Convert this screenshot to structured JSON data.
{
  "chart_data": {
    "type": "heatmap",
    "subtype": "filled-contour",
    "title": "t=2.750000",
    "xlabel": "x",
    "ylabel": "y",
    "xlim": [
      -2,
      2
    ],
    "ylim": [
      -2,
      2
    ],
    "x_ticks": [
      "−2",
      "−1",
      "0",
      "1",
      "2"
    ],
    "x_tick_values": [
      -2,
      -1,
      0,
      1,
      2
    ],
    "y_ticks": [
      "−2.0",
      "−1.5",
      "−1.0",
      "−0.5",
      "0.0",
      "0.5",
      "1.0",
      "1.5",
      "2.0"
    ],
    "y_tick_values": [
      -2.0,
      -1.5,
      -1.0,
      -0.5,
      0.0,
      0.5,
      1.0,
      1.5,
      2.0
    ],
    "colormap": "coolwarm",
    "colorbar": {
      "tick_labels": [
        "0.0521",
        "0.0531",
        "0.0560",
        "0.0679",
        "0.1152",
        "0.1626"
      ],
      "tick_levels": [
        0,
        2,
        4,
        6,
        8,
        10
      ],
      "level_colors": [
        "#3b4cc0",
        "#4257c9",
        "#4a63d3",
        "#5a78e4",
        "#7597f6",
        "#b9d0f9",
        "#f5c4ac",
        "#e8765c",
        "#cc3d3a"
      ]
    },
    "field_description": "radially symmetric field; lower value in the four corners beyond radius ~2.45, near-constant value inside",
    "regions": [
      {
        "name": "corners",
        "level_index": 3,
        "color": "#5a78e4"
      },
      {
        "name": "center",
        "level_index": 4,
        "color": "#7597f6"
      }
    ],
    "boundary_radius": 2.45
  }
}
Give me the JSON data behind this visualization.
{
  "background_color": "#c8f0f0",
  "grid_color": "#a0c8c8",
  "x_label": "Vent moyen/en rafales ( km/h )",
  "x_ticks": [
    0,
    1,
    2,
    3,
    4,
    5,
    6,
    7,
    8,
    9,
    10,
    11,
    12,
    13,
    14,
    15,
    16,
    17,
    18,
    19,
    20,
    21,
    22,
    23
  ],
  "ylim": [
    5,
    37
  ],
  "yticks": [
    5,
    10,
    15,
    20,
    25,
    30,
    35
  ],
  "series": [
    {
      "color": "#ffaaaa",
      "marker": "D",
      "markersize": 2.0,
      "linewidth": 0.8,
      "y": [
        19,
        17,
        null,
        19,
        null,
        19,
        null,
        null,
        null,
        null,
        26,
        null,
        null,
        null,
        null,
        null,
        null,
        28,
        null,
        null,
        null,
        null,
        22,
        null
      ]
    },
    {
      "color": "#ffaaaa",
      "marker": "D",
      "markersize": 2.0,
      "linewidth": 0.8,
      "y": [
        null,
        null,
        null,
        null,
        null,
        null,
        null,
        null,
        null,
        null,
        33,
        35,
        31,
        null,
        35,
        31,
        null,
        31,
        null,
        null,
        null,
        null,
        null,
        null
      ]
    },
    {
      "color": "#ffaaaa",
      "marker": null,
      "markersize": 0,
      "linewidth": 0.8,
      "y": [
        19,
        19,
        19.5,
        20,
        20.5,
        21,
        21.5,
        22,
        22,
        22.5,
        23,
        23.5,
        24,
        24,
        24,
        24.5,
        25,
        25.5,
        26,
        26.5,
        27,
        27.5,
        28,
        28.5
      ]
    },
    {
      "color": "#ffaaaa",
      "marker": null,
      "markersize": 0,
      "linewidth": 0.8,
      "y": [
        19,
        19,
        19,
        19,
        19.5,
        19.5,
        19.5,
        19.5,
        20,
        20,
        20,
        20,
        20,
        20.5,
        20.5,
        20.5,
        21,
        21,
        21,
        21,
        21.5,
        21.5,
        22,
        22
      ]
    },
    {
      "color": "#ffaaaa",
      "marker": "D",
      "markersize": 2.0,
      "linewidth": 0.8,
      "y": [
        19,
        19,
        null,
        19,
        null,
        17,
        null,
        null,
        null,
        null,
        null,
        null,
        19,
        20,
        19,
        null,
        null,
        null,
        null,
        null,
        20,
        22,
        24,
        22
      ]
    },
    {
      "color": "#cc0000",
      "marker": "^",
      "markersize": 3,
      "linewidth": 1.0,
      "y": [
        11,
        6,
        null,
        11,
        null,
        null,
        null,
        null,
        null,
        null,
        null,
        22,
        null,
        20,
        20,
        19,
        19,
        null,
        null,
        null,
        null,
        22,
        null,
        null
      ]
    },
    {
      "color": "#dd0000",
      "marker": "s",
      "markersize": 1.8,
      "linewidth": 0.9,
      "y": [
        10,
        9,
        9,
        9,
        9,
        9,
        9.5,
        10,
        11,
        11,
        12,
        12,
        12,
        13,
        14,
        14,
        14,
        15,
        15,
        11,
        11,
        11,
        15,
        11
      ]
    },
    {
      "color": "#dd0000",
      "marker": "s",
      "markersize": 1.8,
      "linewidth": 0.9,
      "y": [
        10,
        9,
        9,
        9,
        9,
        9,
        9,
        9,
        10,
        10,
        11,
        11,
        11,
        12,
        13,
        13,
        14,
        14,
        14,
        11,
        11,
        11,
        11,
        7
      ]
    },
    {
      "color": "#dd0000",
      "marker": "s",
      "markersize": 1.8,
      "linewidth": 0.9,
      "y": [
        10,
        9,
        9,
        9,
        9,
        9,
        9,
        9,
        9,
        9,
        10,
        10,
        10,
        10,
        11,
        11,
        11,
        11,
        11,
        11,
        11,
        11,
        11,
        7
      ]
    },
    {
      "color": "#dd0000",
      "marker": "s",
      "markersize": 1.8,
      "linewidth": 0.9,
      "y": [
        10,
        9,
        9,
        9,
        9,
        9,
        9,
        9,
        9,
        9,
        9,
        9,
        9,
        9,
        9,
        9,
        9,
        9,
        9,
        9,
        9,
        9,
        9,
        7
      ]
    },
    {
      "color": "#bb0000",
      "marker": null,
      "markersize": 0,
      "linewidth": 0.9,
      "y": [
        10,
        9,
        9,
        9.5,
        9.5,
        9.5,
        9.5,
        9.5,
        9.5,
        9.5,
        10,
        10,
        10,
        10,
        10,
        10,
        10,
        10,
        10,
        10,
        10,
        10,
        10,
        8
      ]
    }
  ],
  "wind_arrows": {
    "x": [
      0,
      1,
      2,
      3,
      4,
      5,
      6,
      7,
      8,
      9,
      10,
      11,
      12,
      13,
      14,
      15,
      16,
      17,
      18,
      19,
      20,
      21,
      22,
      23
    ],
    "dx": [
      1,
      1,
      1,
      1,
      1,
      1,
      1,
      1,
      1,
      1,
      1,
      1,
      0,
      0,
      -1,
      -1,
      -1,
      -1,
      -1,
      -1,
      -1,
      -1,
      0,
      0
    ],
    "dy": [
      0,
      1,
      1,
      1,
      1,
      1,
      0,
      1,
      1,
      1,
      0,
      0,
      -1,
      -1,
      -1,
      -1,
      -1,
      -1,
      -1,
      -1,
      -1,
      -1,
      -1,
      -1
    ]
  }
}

------------------------------------------------

Recopy all the lines exactly as they appear.

Convert this screenshot to structured JSON data.
{
  "chart_data": {
    "type": "heatmap",
    "subtype": "filled-contour",
    "title": "t=2.750000",
    "xlabel": "x",
    "ylabel": "y",
    "xlim": [
      -2,
      2
    ],
    "ylim": [
      -2,
      2
    ],
    "x_ticks": [
      "−2",
      "−1",
      "0",
      "1",
      "2"
    ],
    "x_tick_values": [
      -2,
      -1,
      0,
      1,
      2
    ],
    "y_ticks": [
      "−2.0",
      "−1.5",
      "−1.0",
      "−0.5",
      "0.0",
      "0.5",
      "1.0",
      "1.5",
      "2.0"
    ],
    "y_tick_values": [
      -2.0,
      -1.5,
      -1.0,
      -0.5,
      0.0,
      0.5,
      1.0,
      1.5,
      2.0
    ],
    "colormap": "coolwarm",
    "colorbar": {
      "tick_labels": [
        "0.0521",
        "0.0531",
        "0.0560",
        "0.0679",
        "0.1152",
        "0.1626"
      ],
      "tick_levels": [
        0,
        2,
        4,
        6,
        8,
        10
      ],
      "level_colors": [
        "#3b4cc0",
        "#4257c9",
        "#4a63d3",
        "#5a78e4",
        "#7597f6",
        "#b9d0f9",
        "#f5c4ac",
        "#e8765c",
        "#cc3d3a"
      ]
    },
    "field_description": "radially symmetric field; lower value in the four corners beyond radius ~2.45, near-constant value inside",
    "regions": [
      {
        "name": "corners",
        "level_index": 3,
        "color": "#5a78e4"
      },
      {
        "name": "center",
        "level_index": 4,
        "color": "#7597f6"
      }
    ],
    "boundary_radius": 2.45
  }
}
Give me the JSON data behind this visualization.
{
  "background_color": "#c8f0f0",
  "grid_color": "#a0c8c8",
  "x_label": "Vent moyen/en rafales ( km/h )",
  "x_ticks": [
    0,
    1,
    2,
    3,
    4,
    5,
    6,
    7,
    8,
    9,
    10,
    11,
    12,
    13,
    14,
    15,
    16,
    17,
    18,
    19,
    20,
    21,
    22,
    23
  ],
  "ylim": [
    5,
    37
  ],
  "yticks": [
    5,
    10,
    15,
    20,
    25,
    30,
    35
  ],
  "series": [
    {
      "color": "#ffaaaa",
      "marker": "D",
      "markersize": 2.0,
      "linewidth": 0.8,
      "y": [
        19,
        17,
        null,
        19,
        null,
        19,
        null,
        null,
        null,
        null,
        26,
        null,
        null,
        null,
        null,
        null,
        null,
        28,
        null,
        null,
        null,
        null,
        22,
        null
      ]
    },
    {
      "color": "#ffaaaa",
      "marker": "D",
      "markersize": 2.0,
      "linewidth": 0.8,
      "y": [
        null,
        null,
        null,
        null,
        null,
        null,
        null,
        null,
        null,
        null,
        33,
        35,
        31,
        null,
        35,
        31,
        null,
        31,
        null,
        null,
        null,
        null,
        null,
        null
      ]
    },
    {
      "color": "#ffaaaa",
      "marker": null,
      "markersize": 0,
      "linewidth": 0.8,
      "y": [
        19,
        19,
        19.5,
        20,
        20.5,
        21,
        21.5,
        22,
        22,
        22.5,
        23,
        23.5,
        24,
        24,
        24,
        24.5,
        25,
        25.5,
        26,
        26.5,
        27,
        27.5,
        28,
        28.5
      ]
    },
    {
      "color": "#ffaaaa",
      "marker": null,
      "markersize": 0,
      "linewidth": 0.8,
      "y": [
        19,
        19,
        19,
        19,
        19.5,
        19.5,
        19.5,
        19.5,
        20,
        20,
        20,
        20,
        20,
        20.5,
        20.5,
        20.5,
        21,
        21,
        21,
        21,
        21.5,
        21.5,
        22,
        22
      ]
    },
    {
      "color": "#ffaaaa",
      "marker": "D",
      "markersize": 2.0,
      "linewidth": 0.8,
      "y": [
        19,
        19,
        null,
        19,
        null,
        17,
        null,
        null,
        null,
        null,
        null,
        null,
        19,
        20,
        19,
        null,
        null,
        null,
        null,
        null,
        20,
        22,
        24,
        22
      ]
    },
    {
      "color": "#cc0000",
      "marker": "^",
      "markersize": 3,
      "linewidth": 1.0,
      "y": [
        11,
        6,
        null,
        11,
        null,
        null,
        null,
        null,
        null,
        null,
        null,
        22,
        null,
        20,
        20,
        19,
        19,
        null,
        null,
        null,
        null,
        22,
        null,
        null
      ]
    },
    {
      "color": "#dd0000",
      "marker": "s",
      "markersize": 1.8,
      "linewidth": 0.9,
      "y": [
        10,
        9,
        9,
        9,
        9,
        9,
        9.5,
        10,
        11,
        11,
        12,
        12,
        12,
        13,
        14,
        14,
        14,
        15,
        15,
        11,
        11,
        11,
        15,
        11
      ]
    },
    {
      "color": "#dd0000",
      "marker": "s",
      "markersize": 1.8,
      "linewidth": 0.9,
      "y": [
        10,
        9,
        9,
        9,
        9,
        9,
        9,
        9,
        10,
        10,
        11,
        11,
        11,
        12,
        13,
        13,
        14,
        14,
        14,
        11,
        11,
        11,
        11,
        7
      ]
    },
    {
      "color": "#dd0000",
      "marker": "s",
      "markersize": 1.8,
      "linewidth": 0.9,
      "y": [
        10,
        9,
        9,
        9,
        9,
        9,
        9,
        9,
        9,
        9,
        10,
        10,
        10,
        10,
        11,
        11,
        11,
        11,
        11,
        11,
        11,
        11,
        11,
        7
      ]
    },
    {
      "color": "#dd0000",
      "marker": "s",
      "markersize": 1.8,
      "linewidth": 0.9,
      "y": [
        10,
        9,
        9,
        9,
        9,
        9,
        9,
        9,
        9,
        9,
        9,
        9,
        9,
        9,
        9,
        9,
        9,
        9,
        9,
        9,
        9,
        9,
        9,
        7
      ]
    },
    {
      "color": "#bb0000",
      "marker": null,
      "markersize": 0,
      "linewidth": 0.9,
      "y": [
        10,
        9,
        9,
        9.5,
        9.5,
        9.5,
        9.5,
        9.5,
        9.5,
        9.5,
        10,
        10,
        10,
        10,
        10,
        10,
        10,
        10,
        10,
        10,
        10,
        10,
        10,
        8
      ]
    }
  ],
  "wind_arrows": {
    "x": [
      0,
      1,
      2,
      3,
      4,
      5,
      6,
      7,
      8,
      9,
      10,
      11,
      12,
      13,
      14,
      15,
      16,
      17,
      18,
      19,
      20,
      21,
      22,
      23
    ],
    "dx": [
      1,
      1,
      1,
      1,
      1,
      1,
      1,
      1,
      1,
      1,
      1,
      1,
      0,
      0,
      -1,
      -1,
      -1,
      -1,
      -1,
      -1,
      -1,
      -1,
      0,
      0
    ],
    "dy": [
      0,
      1,
      1,
      1,
      1,
      1,
      0,
      1,
      1,
      1,
      0,
      0,
      -1,
      -1,
      -1,
      -1,
      -1,
      -1,
      -1,
      -1,
      -1,
      -1,
      -1,
      -1
    ]
  }
}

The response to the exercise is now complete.